● **Exercise task**: In the listing below, find every line with the string "BANCO" and pull it out.

● **Task inputs**:

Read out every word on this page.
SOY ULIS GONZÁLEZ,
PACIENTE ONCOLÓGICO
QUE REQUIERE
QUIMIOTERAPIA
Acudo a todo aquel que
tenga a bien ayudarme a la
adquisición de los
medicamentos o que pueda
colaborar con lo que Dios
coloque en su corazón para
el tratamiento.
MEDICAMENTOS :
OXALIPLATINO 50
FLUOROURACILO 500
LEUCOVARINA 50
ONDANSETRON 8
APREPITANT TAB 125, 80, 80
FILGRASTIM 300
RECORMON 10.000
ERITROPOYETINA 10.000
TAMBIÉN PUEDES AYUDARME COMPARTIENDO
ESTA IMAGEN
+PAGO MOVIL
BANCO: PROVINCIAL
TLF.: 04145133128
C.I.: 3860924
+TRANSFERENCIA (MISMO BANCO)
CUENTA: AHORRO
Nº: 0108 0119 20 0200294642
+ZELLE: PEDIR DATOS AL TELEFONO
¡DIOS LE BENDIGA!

● **Worked solution**:
BANCO: PROVINCIAL
+TRANSFERENCIA (MISMO BANCO)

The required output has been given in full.